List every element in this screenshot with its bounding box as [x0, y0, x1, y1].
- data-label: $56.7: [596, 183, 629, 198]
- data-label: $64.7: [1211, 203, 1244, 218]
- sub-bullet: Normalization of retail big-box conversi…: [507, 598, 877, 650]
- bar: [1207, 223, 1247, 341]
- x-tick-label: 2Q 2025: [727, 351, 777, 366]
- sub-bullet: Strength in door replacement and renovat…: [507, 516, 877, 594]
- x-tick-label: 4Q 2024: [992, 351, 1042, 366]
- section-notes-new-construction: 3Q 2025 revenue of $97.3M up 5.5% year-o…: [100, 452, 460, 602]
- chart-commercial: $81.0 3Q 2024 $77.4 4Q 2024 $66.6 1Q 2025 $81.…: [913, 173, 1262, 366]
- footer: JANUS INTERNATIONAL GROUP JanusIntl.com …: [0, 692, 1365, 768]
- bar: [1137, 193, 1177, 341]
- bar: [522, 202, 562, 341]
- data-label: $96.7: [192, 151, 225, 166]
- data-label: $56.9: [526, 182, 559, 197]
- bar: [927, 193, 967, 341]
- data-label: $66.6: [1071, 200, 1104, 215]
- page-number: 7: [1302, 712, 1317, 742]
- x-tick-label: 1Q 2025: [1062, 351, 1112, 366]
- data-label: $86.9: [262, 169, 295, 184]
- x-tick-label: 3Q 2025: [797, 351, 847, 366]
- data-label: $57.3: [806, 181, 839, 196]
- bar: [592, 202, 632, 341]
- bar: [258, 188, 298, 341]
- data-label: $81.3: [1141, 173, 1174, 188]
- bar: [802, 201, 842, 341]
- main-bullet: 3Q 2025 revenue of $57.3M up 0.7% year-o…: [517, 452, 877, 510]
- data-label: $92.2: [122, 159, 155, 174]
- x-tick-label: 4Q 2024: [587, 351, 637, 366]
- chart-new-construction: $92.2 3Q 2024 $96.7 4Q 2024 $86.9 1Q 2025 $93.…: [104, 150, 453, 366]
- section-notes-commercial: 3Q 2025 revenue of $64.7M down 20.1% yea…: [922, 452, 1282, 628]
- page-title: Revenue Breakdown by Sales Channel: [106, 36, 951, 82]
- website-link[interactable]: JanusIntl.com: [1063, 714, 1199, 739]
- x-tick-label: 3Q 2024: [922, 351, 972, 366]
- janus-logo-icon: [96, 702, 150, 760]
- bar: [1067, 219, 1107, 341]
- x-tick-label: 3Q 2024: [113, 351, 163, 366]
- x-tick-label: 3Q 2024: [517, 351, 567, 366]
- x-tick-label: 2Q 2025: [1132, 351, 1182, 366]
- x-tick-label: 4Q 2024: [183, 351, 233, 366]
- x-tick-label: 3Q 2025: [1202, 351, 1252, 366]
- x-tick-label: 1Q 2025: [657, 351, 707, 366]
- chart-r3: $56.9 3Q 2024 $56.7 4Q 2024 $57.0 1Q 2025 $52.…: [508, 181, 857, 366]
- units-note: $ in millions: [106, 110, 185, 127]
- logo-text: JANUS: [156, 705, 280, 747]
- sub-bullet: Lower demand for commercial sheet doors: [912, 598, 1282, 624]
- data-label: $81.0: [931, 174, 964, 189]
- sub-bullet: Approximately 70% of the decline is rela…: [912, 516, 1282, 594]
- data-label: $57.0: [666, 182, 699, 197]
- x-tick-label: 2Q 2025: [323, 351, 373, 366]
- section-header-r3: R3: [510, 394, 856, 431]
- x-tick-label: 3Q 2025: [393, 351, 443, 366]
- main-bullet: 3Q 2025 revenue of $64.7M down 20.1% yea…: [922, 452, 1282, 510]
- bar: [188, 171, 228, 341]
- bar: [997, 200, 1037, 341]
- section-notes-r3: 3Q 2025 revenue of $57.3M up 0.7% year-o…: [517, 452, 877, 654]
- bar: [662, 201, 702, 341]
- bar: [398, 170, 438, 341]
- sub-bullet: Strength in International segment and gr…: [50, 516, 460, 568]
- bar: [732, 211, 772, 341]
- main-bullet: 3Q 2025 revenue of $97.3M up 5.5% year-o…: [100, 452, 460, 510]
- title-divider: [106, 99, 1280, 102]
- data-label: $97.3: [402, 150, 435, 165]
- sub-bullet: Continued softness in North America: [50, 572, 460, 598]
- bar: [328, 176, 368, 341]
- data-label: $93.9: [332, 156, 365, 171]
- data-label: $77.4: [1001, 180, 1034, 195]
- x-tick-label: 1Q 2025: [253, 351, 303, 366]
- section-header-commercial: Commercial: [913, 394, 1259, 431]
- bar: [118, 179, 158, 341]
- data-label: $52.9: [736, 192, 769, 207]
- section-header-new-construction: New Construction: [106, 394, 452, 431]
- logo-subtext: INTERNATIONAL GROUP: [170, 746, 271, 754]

++++++

Work required: Reproduce the data word for word, starting at its first line and ending at the line that contains "- data-label: $86.9: [262, 169, 295, 184]", with both of those lines included.

Answer in full:
List every element in this screenshot with its bounding box as [x0, y0, x1, y1].
- data-label: $56.7: [596, 183, 629, 198]
- data-label: $64.7: [1211, 203, 1244, 218]
- sub-bullet: Normalization of retail big-box conversi…: [507, 598, 877, 650]
- bar: [1207, 223, 1247, 341]
- x-tick-label: 2Q 2025: [727, 351, 777, 366]
- sub-bullet: Strength in door replacement and renovat…: [507, 516, 877, 594]
- x-tick-label: 4Q 2024: [992, 351, 1042, 366]
- section-notes-new-construction: 3Q 2025 revenue of $97.3M up 5.5% year-o…: [100, 452, 460, 602]
- chart-commercial: $81.0 3Q 2024 $77.4 4Q 2024 $66.6 1Q 2025 $81.…: [913, 173, 1262, 366]
- footer: JANUS INTERNATIONAL GROUP JanusIntl.com …: [0, 692, 1365, 768]
- bar: [1137, 193, 1177, 341]
- bar: [522, 202, 562, 341]
- data-label: $96.7: [192, 151, 225, 166]
- data-label: $56.9: [526, 182, 559, 197]
- bar: [927, 193, 967, 341]
- data-label: $66.6: [1071, 200, 1104, 215]
- page-number: 7: [1302, 712, 1317, 742]
- x-tick-label: 1Q 2025: [1062, 351, 1112, 366]
- data-label: $86.9: [262, 169, 295, 184]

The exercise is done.